What follows is a set of records; restate each one word for word and drop the pictures.
═════ Dataset records
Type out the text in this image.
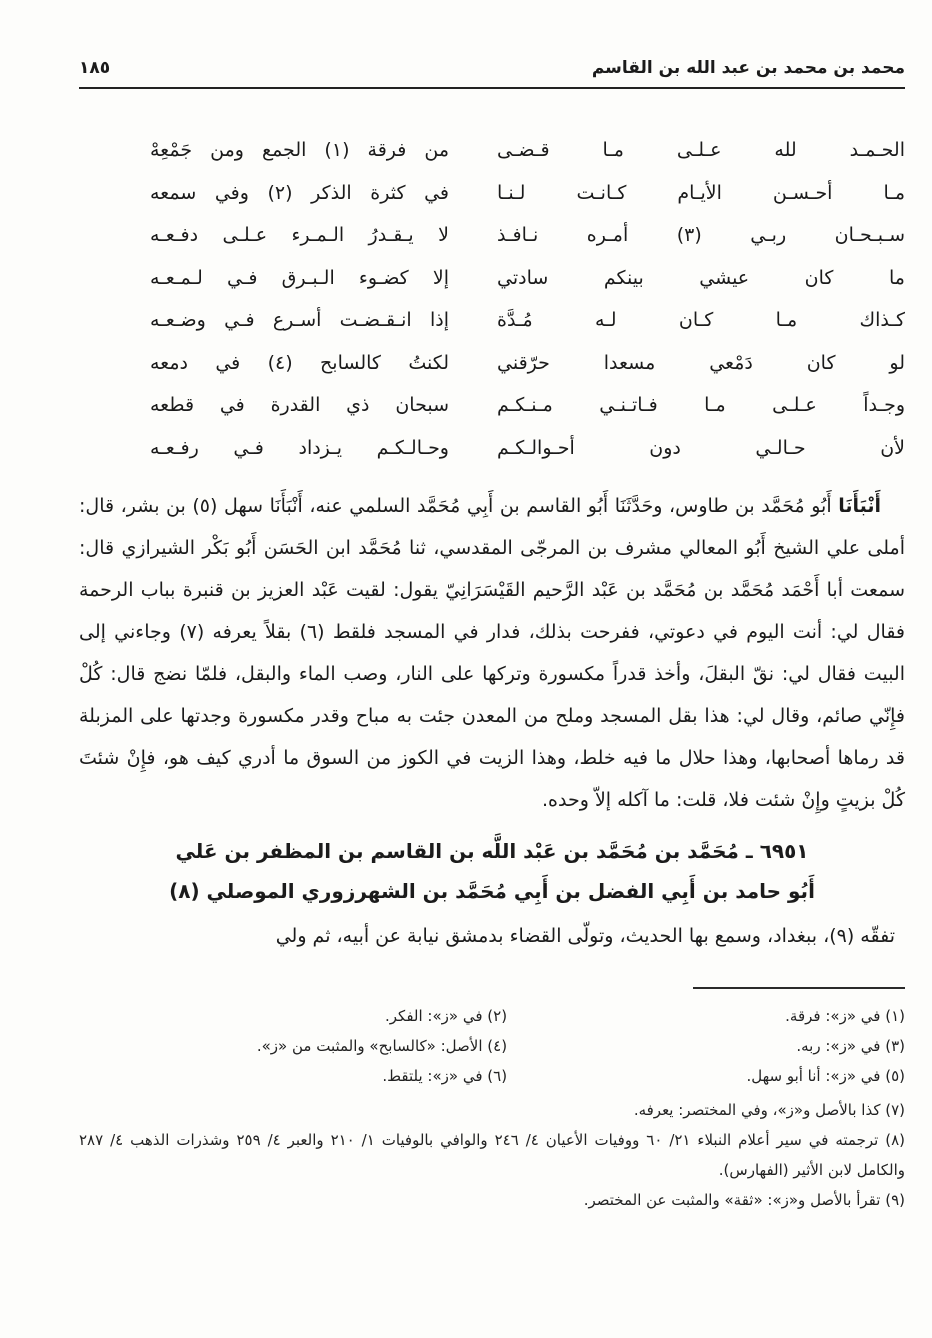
محمد بن محمد بن عبد الله بن القاسم
١٨٥
الحـمـد لله عـلـى مـا قـضـى
من فرقة (١) الجمع ومن جَمْعِهْ
مـا أحـسـن الأيـام كـانـت لـنـا
في كثرة الذكر (٢) وفي سمعه
سـبـحـان ربـي (٣) أمـره نـافـذ
لا يـقـدرُ الـمـرء عـلـى دفـعـه
ما كان عيشي بينكم سادتي
إلا كضـوء الـبـرق فـي لـمـعـه
كـذاك مـا كـان لـه مُـدَّة
إذا انـقـضـت أسـرع فـي وضـعـه
لو كان دَمْعي مسعدا حرّقني
لكنتُ كالسابح (٤) في دمعه
وجـداً عـلـى مـا فـاتـنـي مـنـكـم
سبحان ذي القدرة في قطعه
لأن حـالـي دون أحـوالـكـم
وحـالـكـم يـزداد فـي رفـعـه

أَنْبَأَنَا أَبُو مُحَمَّد بن طاوس، وحَدَّثَنَا أَبُو القاسم بن أَبِي مُحَمَّد السلمي عنه، أَنْبَأَنَا سهل (٥) بن بشر، قال: أملى علي الشيخ أَبُو المعالي مشرف بن المرجّى المقدسي، ثنا مُحَمَّد ابن الحَسَن أَبُو بَكْر الشيرازي قال: سمعت أبا أَحْمَد مُحَمَّد بن مُحَمَّد بن عَبْد الرَّحيم القَيْسَرَانِيّ يقول: لقيت عَبْد العزيز بن قنبرة بباب الرحمة فقال لي: أنت اليوم في دعوتي، ففرحت بذلك، فدار في المسجد فلقط (٦) بقلاً يعرفه (٧) وجاءني إلى البيت فقال لي: نقّ البقلَ، وأخذ قدراً مكسورة وتركها على النار، وصب الماء والبقل، فلمّا نضج قال: كُلْ فإِنّي صائم، وقال لي: هذا بقل المسجد وملح من المعدن جئت به مباح وقدر مكسورة وجدتها على المزبلة قد رماها أصحابها، وهذا حلال ما فيه خلط، وهذا الزيت في الكوز من السوق ما أدري كيف هو، فإِنْ شئتَ كُلْ بزيتٍ وإِنْ شئت فلا، قلت: ما آكله إلاّ وحده.

٦٩٥١ ـ مُحَمَّد بن مُحَمَّد بن عَبْد اللَّه بن القاسم بن المظفر بن عَلي
أَبُو حامد بن أَبِي الفضل بن أَبِي مُحَمَّد بن الشهرزوري الموصلي (٨)

تفقّه (٩)، ببغداد، وسمع بها الحديث، وتولّى القضاء بدمشق نيابة عن أبيه، ثم ولي

(١) في «ز»: فرقة.
(٢) في «ز»: الفكر.
(٣) في «ز»: ربه.
(٤) الأصل: «كالسابح» والمثبت من «ز».
(٥) في «ز»: أنا أبو سهل.
(٦) في «ز»: يلتقط.
(٧) كذا بالأصل و«ز»، وفي المختصر: يعرفه.
(٨) ترجمته في سير أعلام النبلاء ٢١/ ٦٠ ووفيات الأعيان ٤/ ٢٤٦ والوافي بالوفيات ١/ ٢١٠ والعبر ٤/ ٢٥٩ وشذرات الذهب ٤/ ٢٨٧ والكامل لابن الأثير (الفهارس).
(٩) تقرأ بالأصل و«ز»: «ثقة» والمثبت عن المختصر.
══════════
### Solution to the exercise
Type out the text in this image.
محمد بن محمد بن عبد الله بن القاسم
١٨٥
الحـمـد لله عـلـى مـا قـضـى
من فرقة (١) الجمع ومن جَمْعِهْ
مـا أحـسـن الأيـام كـانـت لـنـا
في كثرة الذكر (٢) وفي سمعه
سـبـحـان ربـي (٣) أمـره نـافـذ
لا يـقـدرُ الـمـرء عـلـى دفـعـه
ما كان عيشي بينكم سادتي
إلا كضـوء الـبـرق فـي لـمـعـه
كـذاك مـا كـان لـه مُـدَّة
إذا انـقـضـت أسـرع فـي وضـعـه
لو كان دَمْعي مسعدا حرّقني
لكنتُ كالسابح (٤) في دمعه
وجـداً عـلـى مـا فـاتـنـي مـنـكـم
سبحان ذي القدرة في قطعه
لأن حـالـي دون أحـوالـكـم
وحـالـكـم يـزداد فـي رفـعـه

أَنْبَأَنَا أَبُو مُحَمَّد بن طاوس، وحَدَّثَنَا أَبُو القاسم بن أَبِي مُحَمَّد السلمي عنه، أَنْبَأَنَا سهل (٥) بن بشر، قال: أملى علي الشيخ أَبُو المعالي مشرف بن المرجّى المقدسي، ثنا مُحَمَّد ابن الحَسَن أَبُو بَكْر الشيرازي قال: سمعت أبا أَحْمَد مُحَمَّد بن مُحَمَّد بن عَبْد الرَّحيم القَيْسَرَانِيّ يقول: لقيت عَبْد العزيز بن قنبرة بباب الرحمة فقال لي: أنت اليوم في دعوتي، ففرحت بذلك، فدار في المسجد فلقط (٦) بقلاً يعرفه (٧) وجاءني إلى البيت فقال لي: نقّ البقلَ، وأخذ قدراً مكسورة وتركها على النار، وصب الماء والبقل، فلمّا نضج قال: كُلْ فإِنّي صائم، وقال لي: هذا بقل المسجد وملح من المعدن جئت به مباح وقدر مكسورة وجدتها على المزبلة قد رماها أصحابها، وهذا حلال ما فيه خلط، وهذا الزيت في الكوز من السوق ما أدري كيف هو، فإِنْ شئتَ كُلْ بزيتٍ وإِنْ شئت فلا، قلت: ما آكله إلاّ وحده.

٦٩٥١ ـ مُحَمَّد بن مُحَمَّد بن عَبْد اللَّه بن القاسم بن المظفر بن عَلي
أَبُو حامد بن أَبِي الفضل بن أَبِي مُحَمَّد بن الشهرزوري الموصلي (٨)

تفقّه (٩)، ببغداد، وسمع بها الحديث، وتولّى القضاء بدمشق نيابة عن أبيه، ثم ولي

(١) في «ز»: فرقة.
(٢) في «ز»: الفكر.
(٣) في «ز»: ربه.
(٤) الأصل: «كالسابح» والمثبت من «ز».
(٥) في «ز»: أنا أبو سهل.
(٦) في «ز»: يلتقط.
(٧) كذا بالأصل و«ز»، وفي المختصر: يعرفه.
(٨) ترجمته في سير أعلام النبلاء ٢١/ ٦٠ ووفيات الأعيان ٤/ ٢٤٦ والوافي بالوفيات ١/ ٢١٠ والعبر ٤/ ٢٥٩ وشذرات الذهب ٤/ ٢٨٧ والكامل لابن الأثير (الفهارس).
(٩) تقرأ بالأصل و«ز»: «ثقة» والمثبت عن المختصر.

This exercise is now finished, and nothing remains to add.